Problem requirements. Collect all lines containing the word "title" from the data.

Dataset entries on figures
╭──

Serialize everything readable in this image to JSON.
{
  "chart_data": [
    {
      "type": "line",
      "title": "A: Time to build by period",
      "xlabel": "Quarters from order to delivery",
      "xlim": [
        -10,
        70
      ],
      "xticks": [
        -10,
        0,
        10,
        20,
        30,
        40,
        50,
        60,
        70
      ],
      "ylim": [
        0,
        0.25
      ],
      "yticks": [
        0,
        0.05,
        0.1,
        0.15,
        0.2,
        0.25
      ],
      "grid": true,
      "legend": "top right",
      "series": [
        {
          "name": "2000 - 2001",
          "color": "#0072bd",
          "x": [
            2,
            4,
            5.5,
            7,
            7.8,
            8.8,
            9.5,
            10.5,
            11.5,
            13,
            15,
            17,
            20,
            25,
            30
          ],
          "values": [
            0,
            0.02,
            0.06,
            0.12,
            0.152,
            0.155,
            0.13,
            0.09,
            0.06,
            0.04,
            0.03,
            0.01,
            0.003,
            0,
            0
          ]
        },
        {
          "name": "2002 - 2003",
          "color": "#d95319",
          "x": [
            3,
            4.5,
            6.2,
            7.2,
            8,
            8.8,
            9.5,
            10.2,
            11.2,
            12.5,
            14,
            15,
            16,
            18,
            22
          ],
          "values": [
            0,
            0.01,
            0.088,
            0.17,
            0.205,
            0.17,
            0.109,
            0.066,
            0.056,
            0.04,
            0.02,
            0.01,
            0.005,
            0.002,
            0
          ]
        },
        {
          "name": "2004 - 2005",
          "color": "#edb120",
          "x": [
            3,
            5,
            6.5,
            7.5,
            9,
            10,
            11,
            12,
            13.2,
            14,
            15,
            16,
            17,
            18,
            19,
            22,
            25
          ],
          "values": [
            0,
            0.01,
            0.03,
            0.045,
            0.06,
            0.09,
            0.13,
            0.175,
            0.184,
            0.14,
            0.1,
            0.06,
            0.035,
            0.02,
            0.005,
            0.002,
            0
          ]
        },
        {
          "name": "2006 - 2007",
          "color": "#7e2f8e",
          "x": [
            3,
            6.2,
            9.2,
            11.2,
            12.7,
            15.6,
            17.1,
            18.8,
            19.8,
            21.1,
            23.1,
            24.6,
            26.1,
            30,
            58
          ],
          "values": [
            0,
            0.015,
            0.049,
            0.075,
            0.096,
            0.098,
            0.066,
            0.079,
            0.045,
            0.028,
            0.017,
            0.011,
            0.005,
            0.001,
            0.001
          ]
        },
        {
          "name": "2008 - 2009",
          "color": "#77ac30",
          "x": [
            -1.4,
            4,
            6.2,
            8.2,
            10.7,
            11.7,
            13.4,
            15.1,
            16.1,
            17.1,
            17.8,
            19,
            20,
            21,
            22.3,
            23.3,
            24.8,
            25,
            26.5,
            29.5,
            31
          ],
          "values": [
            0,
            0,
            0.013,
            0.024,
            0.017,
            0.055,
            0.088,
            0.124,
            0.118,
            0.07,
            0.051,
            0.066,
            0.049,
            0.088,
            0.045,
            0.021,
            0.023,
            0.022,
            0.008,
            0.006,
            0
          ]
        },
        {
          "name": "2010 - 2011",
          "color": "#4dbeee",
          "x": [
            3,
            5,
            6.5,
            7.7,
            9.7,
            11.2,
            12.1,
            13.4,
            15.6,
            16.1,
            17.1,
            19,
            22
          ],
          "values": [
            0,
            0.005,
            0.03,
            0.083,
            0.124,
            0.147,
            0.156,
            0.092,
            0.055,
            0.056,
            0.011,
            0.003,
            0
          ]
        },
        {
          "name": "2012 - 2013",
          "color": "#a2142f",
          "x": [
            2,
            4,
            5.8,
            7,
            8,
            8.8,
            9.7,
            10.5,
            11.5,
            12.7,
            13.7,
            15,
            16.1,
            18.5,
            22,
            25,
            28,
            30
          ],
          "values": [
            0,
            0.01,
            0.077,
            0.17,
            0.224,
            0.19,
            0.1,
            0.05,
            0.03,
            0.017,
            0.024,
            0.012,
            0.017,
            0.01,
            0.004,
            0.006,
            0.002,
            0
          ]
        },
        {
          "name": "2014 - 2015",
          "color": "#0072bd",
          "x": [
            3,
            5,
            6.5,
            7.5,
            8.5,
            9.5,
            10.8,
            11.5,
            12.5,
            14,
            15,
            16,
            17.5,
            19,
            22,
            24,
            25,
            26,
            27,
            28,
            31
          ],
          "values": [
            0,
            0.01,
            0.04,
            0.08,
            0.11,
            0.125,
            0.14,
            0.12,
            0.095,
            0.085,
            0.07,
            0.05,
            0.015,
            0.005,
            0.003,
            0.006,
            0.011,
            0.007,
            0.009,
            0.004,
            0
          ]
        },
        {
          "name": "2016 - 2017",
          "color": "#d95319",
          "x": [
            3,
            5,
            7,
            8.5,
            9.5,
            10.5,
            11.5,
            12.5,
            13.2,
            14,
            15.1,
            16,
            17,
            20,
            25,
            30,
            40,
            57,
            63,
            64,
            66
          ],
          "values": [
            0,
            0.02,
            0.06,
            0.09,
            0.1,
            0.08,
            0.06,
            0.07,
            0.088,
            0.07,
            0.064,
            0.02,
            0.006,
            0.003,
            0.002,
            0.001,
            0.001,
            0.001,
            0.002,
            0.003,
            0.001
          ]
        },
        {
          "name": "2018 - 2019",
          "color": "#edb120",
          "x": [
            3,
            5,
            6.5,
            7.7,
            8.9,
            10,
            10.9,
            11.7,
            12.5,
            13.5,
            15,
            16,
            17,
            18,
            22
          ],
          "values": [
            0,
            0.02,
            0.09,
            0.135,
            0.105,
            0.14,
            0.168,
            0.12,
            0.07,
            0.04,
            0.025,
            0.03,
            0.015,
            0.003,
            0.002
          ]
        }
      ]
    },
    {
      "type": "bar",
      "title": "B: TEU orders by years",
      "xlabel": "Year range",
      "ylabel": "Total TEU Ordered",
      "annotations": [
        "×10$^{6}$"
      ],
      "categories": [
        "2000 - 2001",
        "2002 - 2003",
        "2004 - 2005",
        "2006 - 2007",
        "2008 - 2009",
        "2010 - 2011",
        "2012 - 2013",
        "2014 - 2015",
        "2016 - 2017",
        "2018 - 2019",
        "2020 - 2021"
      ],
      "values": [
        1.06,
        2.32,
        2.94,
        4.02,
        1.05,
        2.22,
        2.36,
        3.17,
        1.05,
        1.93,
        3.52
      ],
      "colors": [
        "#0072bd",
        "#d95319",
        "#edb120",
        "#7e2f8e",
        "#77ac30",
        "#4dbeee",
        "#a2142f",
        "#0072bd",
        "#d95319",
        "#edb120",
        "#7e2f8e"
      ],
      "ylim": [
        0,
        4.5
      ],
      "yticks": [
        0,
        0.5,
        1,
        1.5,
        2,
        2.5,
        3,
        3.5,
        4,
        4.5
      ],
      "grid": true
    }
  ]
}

╰──

Task result.
      "title": "A: Time to build by period",
      "title": "B: TEU orders by years",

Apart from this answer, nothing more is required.